## Begin DATA SUPPLIED

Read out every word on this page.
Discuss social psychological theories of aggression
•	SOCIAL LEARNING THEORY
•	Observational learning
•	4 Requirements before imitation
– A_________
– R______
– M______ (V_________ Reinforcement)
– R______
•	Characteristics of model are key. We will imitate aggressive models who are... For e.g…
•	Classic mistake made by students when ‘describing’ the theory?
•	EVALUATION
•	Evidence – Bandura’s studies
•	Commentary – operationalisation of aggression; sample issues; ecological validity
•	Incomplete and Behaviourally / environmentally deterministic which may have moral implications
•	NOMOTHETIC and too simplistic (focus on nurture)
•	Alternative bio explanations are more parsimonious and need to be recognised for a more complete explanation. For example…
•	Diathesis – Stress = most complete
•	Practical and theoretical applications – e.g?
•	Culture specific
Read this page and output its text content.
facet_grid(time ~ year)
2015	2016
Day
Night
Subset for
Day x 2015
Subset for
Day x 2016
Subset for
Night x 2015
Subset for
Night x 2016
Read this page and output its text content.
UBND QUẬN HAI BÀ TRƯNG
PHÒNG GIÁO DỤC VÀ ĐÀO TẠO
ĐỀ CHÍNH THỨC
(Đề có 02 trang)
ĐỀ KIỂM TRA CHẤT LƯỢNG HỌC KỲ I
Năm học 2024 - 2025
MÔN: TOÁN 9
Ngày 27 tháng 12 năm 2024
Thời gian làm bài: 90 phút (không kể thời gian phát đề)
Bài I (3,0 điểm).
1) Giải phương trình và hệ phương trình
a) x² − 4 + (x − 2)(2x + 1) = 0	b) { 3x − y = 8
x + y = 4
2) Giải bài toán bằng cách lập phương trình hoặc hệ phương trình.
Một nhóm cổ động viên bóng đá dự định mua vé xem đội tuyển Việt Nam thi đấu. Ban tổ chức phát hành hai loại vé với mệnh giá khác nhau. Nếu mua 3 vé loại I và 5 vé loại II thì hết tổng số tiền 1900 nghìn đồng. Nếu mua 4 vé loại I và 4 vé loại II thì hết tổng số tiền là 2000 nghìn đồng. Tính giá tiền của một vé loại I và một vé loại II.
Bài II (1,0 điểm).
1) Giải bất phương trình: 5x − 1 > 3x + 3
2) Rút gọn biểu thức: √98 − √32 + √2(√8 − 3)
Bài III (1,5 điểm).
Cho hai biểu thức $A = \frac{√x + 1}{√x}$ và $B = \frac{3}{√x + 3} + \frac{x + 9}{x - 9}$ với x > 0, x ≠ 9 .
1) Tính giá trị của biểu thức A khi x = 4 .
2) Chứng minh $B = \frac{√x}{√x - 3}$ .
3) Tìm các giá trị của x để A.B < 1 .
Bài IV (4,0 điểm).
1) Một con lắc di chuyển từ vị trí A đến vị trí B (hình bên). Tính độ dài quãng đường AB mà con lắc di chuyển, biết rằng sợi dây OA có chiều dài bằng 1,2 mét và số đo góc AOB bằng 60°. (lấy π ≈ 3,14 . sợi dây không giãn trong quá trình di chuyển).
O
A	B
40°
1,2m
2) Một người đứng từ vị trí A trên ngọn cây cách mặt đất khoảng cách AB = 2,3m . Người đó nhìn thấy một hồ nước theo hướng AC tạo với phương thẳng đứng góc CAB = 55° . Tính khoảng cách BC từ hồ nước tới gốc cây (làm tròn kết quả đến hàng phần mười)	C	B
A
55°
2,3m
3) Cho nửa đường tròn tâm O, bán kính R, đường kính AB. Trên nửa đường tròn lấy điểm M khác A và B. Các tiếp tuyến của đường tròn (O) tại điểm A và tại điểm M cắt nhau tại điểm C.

## End DATA SUPPLIED

WORK REQUIRED – Copy the records above exactly.

REPLY TO THE EXERCISE –
Read out every word on this page.
Discuss social psychological theories of aggression
•	SOCIAL LEARNING THEORY
•	Observational learning
•	4 Requirements before imitation
– A_________
– R______
– M______ (V_________ Reinforcement)
– R______
•	Characteristics of model are key. We will imitate aggressive models who are... For e.g…
•	Classic mistake made by students when ‘describing’ the theory?
•	EVALUATION
•	Evidence – Bandura’s studies
•	Commentary – operationalisation of aggression; sample issues; ecological validity
•	Incomplete and Behaviourally / environmentally deterministic which may have moral implications
•	NOMOTHETIC and too simplistic (focus on nurture)
•	Alternative bio explanations are more parsimonious and need to be recognised for a more complete explanation. For example…
•	Diathesis – Stress = most complete
•	Practical and theoretical applications – e.g?
•	Culture specific
Read this page and output its text content.
facet_grid(time ~ year)
2015	2016
Day
Night
Subset for
Day x 2015
Subset for
Day x 2016
Subset for
Night x 2015
Subset for
Night x 2016
Read this page and output its text content.
UBND QUẬN HAI BÀ TRƯNG
PHÒNG GIÁO DỤC VÀ ĐÀO TẠO
ĐỀ CHÍNH THỨC
(Đề có 02 trang)
ĐỀ KIỂM TRA CHẤT LƯỢNG HỌC KỲ I
Năm học 2024 - 2025
MÔN: TOÁN 9
Ngày 27 tháng 12 năm 2024
Thời gian làm bài: 90 phút (không kể thời gian phát đề)
Bài I (3,0 điểm).
1) Giải phương trình và hệ phương trình
a) x² − 4 + (x − 2)(2x + 1) = 0	b) { 3x − y = 8
x + y = 4
2) Giải bài toán bằng cách lập phương trình hoặc hệ phương trình.
Một nhóm cổ động viên bóng đá dự định mua vé xem đội tuyển Việt Nam thi đấu. Ban tổ chức phát hành hai loại vé với mệnh giá khác nhau. Nếu mua 3 vé loại I và 5 vé loại II thì hết tổng số tiền 1900 nghìn đồng. Nếu mua 4 vé loại I và 4 vé loại II thì hết tổng số tiền là 2000 nghìn đồng. Tính giá tiền của một vé loại I và một vé loại II.
Bài II (1,0 điểm).
1) Giải bất phương trình: 5x − 1 > 3x + 3
2) Rút gọn biểu thức: √98 − √32 + √2(√8 − 3)
Bài III (1,5 điểm).
Cho hai biểu thức $A = \frac{√x + 1}{√x}$ và $B = \frac{3}{√x + 3} + \frac{x + 9}{x - 9}$ với x > 0, x ≠ 9 .
1) Tính giá trị của biểu thức A khi x = 4 .
2) Chứng minh $B = \frac{√x}{√x - 3}$ .
3) Tìm các giá trị của x để A.B < 1 .
Bài IV (4,0 điểm).
1) Một con lắc di chuyển từ vị trí A đến vị trí B (hình bên). Tính độ dài quãng đường AB mà con lắc di chuyển, biết rằng sợi dây OA có chiều dài bằng 1,2 mét và số đo góc AOB bằng 60°. (lấy π ≈ 3,14 . sợi dây không giãn trong quá trình di chuyển).
O
A	B
40°
1,2m
2) Một người đứng từ vị trí A trên ngọn cây cách mặt đất khoảng cách AB = 2,3m . Người đó nhìn thấy một hồ nước theo hướng AC tạo với phương thẳng đứng góc CAB = 55° . Tính khoảng cách BC từ hồ nước tới gốc cây (làm tròn kết quả đến hàng phần mười)	C	B
A
55°
2,3m
3) Cho nửa đường tròn tâm O, bán kính R, đường kính AB. Trên nửa đường tròn lấy điểm M khác A và B. Các tiếp tuyến của đường tròn (O) tại điểm A và tại điểm M cắt nhau tại điểm C.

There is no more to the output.